DATA FOR THIS TASK:
──────────

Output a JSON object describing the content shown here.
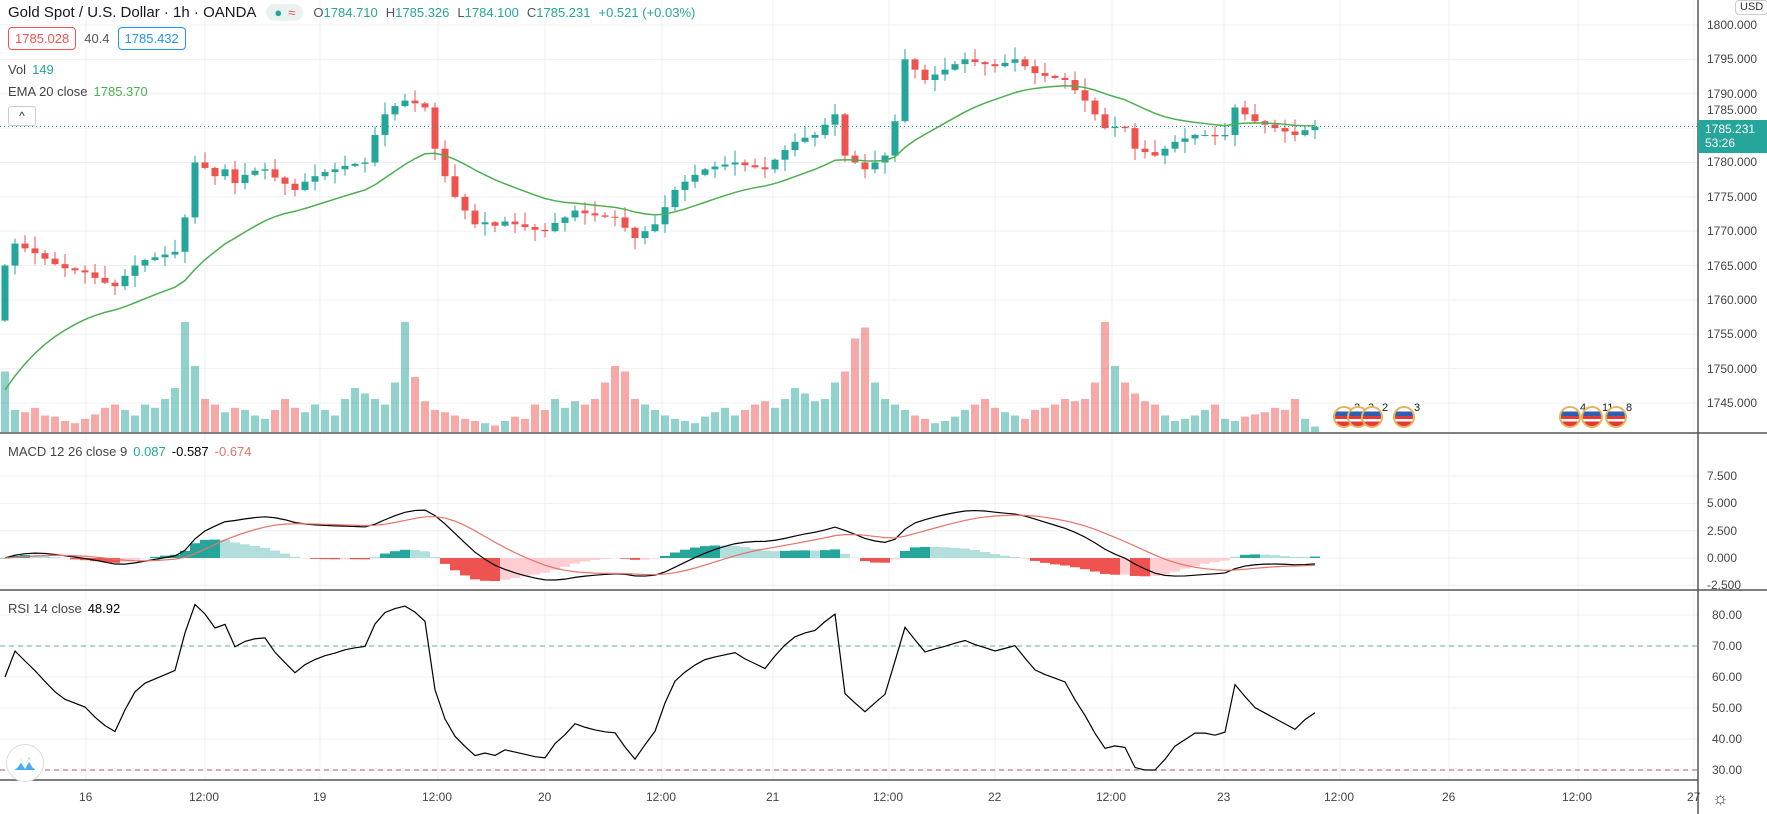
{
  "header": {
    "title": "Gold Spot / U.S. Dollar · 1h · OANDA",
    "status_dot": "●",
    "status_wave": "≈",
    "open_label": "O",
    "open": "1784.710",
    "high_label": "H",
    "high": "1785.326",
    "low_label": "L",
    "low": "1784.100",
    "close_label": "C",
    "close": "1785.231",
    "change": "+0.521 (+0.03%)"
  },
  "trade": {
    "sell": "1785.028",
    "spread": "40.4",
    "buy": "1785.432"
  },
  "legends": {
    "vol_label": "Vol",
    "vol_value": "149",
    "ema_label": "EMA 20 close",
    "ema_value": "1785.370",
    "macd_label": "MACD 12 26 close 9",
    "macd_hist": "0.087",
    "macd_line": "-0.587",
    "macd_signal": "-0.674",
    "rsi_label": "RSI 14 close",
    "rsi_value": "48.92",
    "collapse": "^"
  },
  "price_axis": {
    "currency": "USD",
    "labels": [
      "1800.000",
      "1795.000",
      "1790.000",
      "1785.000",
      "1780.000",
      "1775.000",
      "1770.000",
      "1765.000",
      "1760.000",
      "1755.000",
      "1750.000",
      "1745.000"
    ],
    "current_price": "1785.231",
    "countdown": "53:26"
  },
  "macd_axis": {
    "labels": [
      "7.500",
      "5.000",
      "2.500",
      "0.000",
      "-2.500"
    ]
  },
  "rsi_axis": {
    "labels": [
      "80.00",
      "70.00",
      "60.00",
      "50.00",
      "40.00",
      "30.00"
    ]
  },
  "time_axis": {
    "labels": [
      "16",
      "12:00",
      "19",
      "12:00",
      "20",
      "12:00",
      "21",
      "12:00",
      "22",
      "12:00",
      "23",
      "12:00",
      "26",
      "12:00",
      "27"
    ]
  },
  "events": [
    {
      "label": "2"
    },
    {
      "label": "3"
    },
    {
      "label": "2"
    },
    {
      "label": "3"
    },
    {
      "label": "4"
    },
    {
      "label": "11"
    },
    {
      "label": "8"
    }
  ],
  "colors": {
    "up": "#26a69a",
    "down": "#ef5350",
    "ema": "#4caf50",
    "macd": "#000000",
    "signal": "#e57368",
    "rsi": "#000000"
  },
  "chart_data": {
    "type": "candlestick",
    "timeframe": "1h",
    "closes": [
      1765.0,
      1768.2,
      1767.5,
      1766.8,
      1766.0,
      1765.2,
      1764.6,
      1764.3,
      1764.0,
      1763.2,
      1762.5,
      1762.0,
      1763.5,
      1765.0,
      1765.8,
      1766.2,
      1766.6,
      1767.0,
      1772.0,
      1780.0,
      1779.2,
      1778.0,
      1779.0,
      1777.0,
      1778.2,
      1778.8,
      1779.0,
      1777.8,
      1776.9,
      1776.0,
      1777.2,
      1778.0,
      1778.6,
      1779.0,
      1779.5,
      1779.8,
      1780.0,
      1784.0,
      1787.0,
      1788.2,
      1789.0,
      1788.6,
      1788.0,
      1782.0,
      1778.0,
      1775.0,
      1773.0,
      1771.0,
      1771.3,
      1770.8,
      1771.4,
      1771.0,
      1770.6,
      1770.2,
      1770.0,
      1771.2,
      1772.0,
      1773.0,
      1772.6,
      1772.3,
      1772.1,
      1772.0,
      1770.5,
      1769.0,
      1770.0,
      1771.0,
      1773.5,
      1776.0,
      1777.2,
      1778.2,
      1779.0,
      1779.4,
      1779.7,
      1780.0,
      1779.6,
      1779.3,
      1779.0,
      1780.4,
      1781.8,
      1783.0,
      1783.6,
      1784.0,
      1785.5,
      1787.0,
      1781.0,
      1780.0,
      1779.0,
      1780.0,
      1781.0,
      1786.0,
      1795.0,
      1793.5,
      1792.0,
      1792.8,
      1793.5,
      1794.3,
      1795.0,
      1794.6,
      1794.3,
      1794.0,
      1794.5,
      1795.0,
      1794.0,
      1793.0,
      1792.6,
      1792.3,
      1792.0,
      1790.5,
      1789.0,
      1787.0,
      1785.0,
      1785.2,
      1785.0,
      1782.0,
      1781.5,
      1781.0,
      1782.0,
      1783.0,
      1783.5,
      1784.0,
      1784.0,
      1783.8,
      1784.0,
      1788.0,
      1787.0,
      1786.0,
      1785.5,
      1785.0,
      1784.5,
      1784.0,
      1784.7,
      1785.2
    ],
    "volumes": [
      55,
      20,
      18,
      22,
      15,
      14,
      10,
      8,
      12,
      16,
      22,
      25,
      20,
      15,
      25,
      22,
      30,
      40,
      100,
      60,
      30,
      25,
      18,
      22,
      20,
      15,
      12,
      20,
      30,
      22,
      18,
      25,
      20,
      15,
      30,
      40,
      35,
      30,
      25,
      45,
      100,
      50,
      28,
      20,
      18,
      15,
      12,
      10,
      8,
      6,
      10,
      14,
      12,
      25,
      20,
      30,
      22,
      28,
      25,
      30,
      45,
      60,
      55,
      30,
      25,
      20,
      15,
      12,
      10,
      8,
      14,
      18,
      22,
      15,
      20,
      25,
      28,
      22,
      30,
      40,
      35,
      28,
      30,
      45,
      55,
      85,
      95,
      45,
      30,
      25,
      20,
      15,
      12,
      8,
      10,
      14,
      20,
      25,
      30,
      22,
      18,
      15,
      12,
      20,
      22,
      25,
      30,
      28,
      30,
      45,
      100,
      60,
      45,
      35,
      28,
      25,
      15,
      10,
      12,
      15,
      20,
      25,
      12,
      10,
      14,
      16,
      18,
      22,
      20,
      30,
      12,
      5
    ]
  }
}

──────────

AIM: Give the material again exactly as it is, but keep the pictures out.

TASK OUTPUT:
Output a JSON object describing the content shown here.
{
  "header": {
    "title": "Gold Spot / U.S. Dollar · 1h · OANDA",
    "status_dot": "●",
    "status_wave": "≈",
    "open_label": "O",
    "open": "1784.710",
    "high_label": "H",
    "high": "1785.326",
    "low_label": "L",
    "low": "1784.100",
    "close_label": "C",
    "close": "1785.231",
    "change": "+0.521 (+0.03%)"
  },
  "trade": {
    "sell": "1785.028",
    "spread": "40.4",
    "buy": "1785.432"
  },
  "legends": {
    "vol_label": "Vol",
    "vol_value": "149",
    "ema_label": "EMA 20 close",
    "ema_value": "1785.370",
    "macd_label": "MACD 12 26 close 9",
    "macd_hist": "0.087",
    "macd_line": "-0.587",
    "macd_signal": "-0.674",
    "rsi_label": "RSI 14 close",
    "rsi_value": "48.92",
    "collapse": "^"
  },
  "price_axis": {
    "currency": "USD",
    "labels": [
      "1800.000",
      "1795.000",
      "1790.000",
      "1785.000",
      "1780.000",
      "1775.000",
      "1770.000",
      "1765.000",
      "1760.000",
      "1755.000",
      "1750.000",
      "1745.000"
    ],
    "current_price": "1785.231",
    "countdown": "53:26"
  },
  "macd_axis": {
    "labels": [
      "7.500",
      "5.000",
      "2.500",
      "0.000",
      "-2.500"
    ]
  },
  "rsi_axis": {
    "labels": [
      "80.00",
      "70.00",
      "60.00",
      "50.00",
      "40.00",
      "30.00"
    ]
  },
  "time_axis": {
    "labels": [
      "16",
      "12:00",
      "19",
      "12:00",
      "20",
      "12:00",
      "21",
      "12:00",
      "22",
      "12:00",
      "23",
      "12:00",
      "26",
      "12:00",
      "27"
    ]
  },
  "events": [
    {
      "label": "2"
    },
    {
      "label": "3"
    },
    {
      "label": "2"
    },
    {
      "label": "3"
    },
    {
      "label": "4"
    },
    {
      "label": "11"
    },
    {
      "label": "8"
    }
  ],
  "colors": {
    "up": "#26a69a",
    "down": "#ef5350",
    "ema": "#4caf50",
    "macd": "#000000",
    "signal": "#e57368",
    "rsi": "#000000"
  },
  "chart_data": {
    "type": "candlestick",
    "timeframe": "1h",
    "closes": [
      1765.0,
      1768.2,
      1767.5,
      1766.8,
      1766.0,
      1765.2,
      1764.6,
      1764.3,
      1764.0,
      1763.2,
      1762.5,
      1762.0,
      1763.5,
      1765.0,
      1765.8,
      1766.2,
      1766.6,
      1767.0,
      1772.0,
      1780.0,
      1779.2,
      1778.0,
      1779.0,
      1777.0,
      1778.2,
      1778.8,
      1779.0,
      1777.8,
      1776.9,
      1776.0,
      1777.2,
      1778.0,
      1778.6,
      1779.0,
      1779.5,
      1779.8,
      1780.0,
      1784.0,
      1787.0,
      1788.2,
      1789.0,
      1788.6,
      1788.0,
      1782.0,
      1778.0,
      1775.0,
      1773.0,
      1771.0,
      1771.3,
      1770.8,
      1771.4,
      1771.0,
      1770.6,
      1770.2,
      1770.0,
      1771.2,
      1772.0,
      1773.0,
      1772.6,
      1772.3,
      1772.1,
      1772.0,
      1770.5,
      1769.0,
      1770.0,
      1771.0,
      1773.5,
      1776.0,
      1777.2,
      1778.2,
      1779.0,
      1779.4,
      1779.7,
      1780.0,
      1779.6,
      1779.3,
      1779.0,
      1780.4,
      1781.8,
      1783.0,
      1783.6,
      1784.0,
      1785.5,
      1787.0,
      1781.0,
      1780.0,
      1779.0,
      1780.0,
      1781.0,
      1786.0,
      1795.0,
      1793.5,
      1792.0,
      1792.8,
      1793.5,
      1794.3,
      1795.0,
      1794.6,
      1794.3,
      1794.0,
      1794.5,
      1795.0,
      1794.0,
      1793.0,
      1792.6,
      1792.3,
      1792.0,
      1790.5,
      1789.0,
      1787.0,
      1785.0,
      1785.2,
      1785.0,
      1782.0,
      1781.5,
      1781.0,
      1782.0,
      1783.0,
      1783.5,
      1784.0,
      1784.0,
      1783.8,
      1784.0,
      1788.0,
      1787.0,
      1786.0,
      1785.5,
      1785.0,
      1784.5,
      1784.0,
      1784.7,
      1785.2
    ],
    "volumes": [
      55,
      20,
      18,
      22,
      15,
      14,
      10,
      8,
      12,
      16,
      22,
      25,
      20,
      15,
      25,
      22,
      30,
      40,
      100,
      60,
      30,
      25,
      18,
      22,
      20,
      15,
      12,
      20,
      30,
      22,
      18,
      25,
      20,
      15,
      30,
      40,
      35,
      30,
      25,
      45,
      100,
      50,
      28,
      20,
      18,
      15,
      12,
      10,
      8,
      6,
      10,
      14,
      12,
      25,
      20,
      30,
      22,
      28,
      25,
      30,
      45,
      60,
      55,
      30,
      25,
      20,
      15,
      12,
      10,
      8,
      14,
      18,
      22,
      15,
      20,
      25,
      28,
      22,
      30,
      40,
      35,
      28,
      30,
      45,
      55,
      85,
      95,
      45,
      30,
      25,
      20,
      15,
      12,
      8,
      10,
      14,
      20,
      25,
      30,
      22,
      18,
      15,
      12,
      20,
      22,
      25,
      30,
      28,
      30,
      45,
      100,
      60,
      45,
      35,
      28,
      25,
      15,
      10,
      12,
      15,
      20,
      25,
      12,
      10,
      14,
      16,
      18,
      22,
      20,
      30,
      12,
      5
    ]
  }
}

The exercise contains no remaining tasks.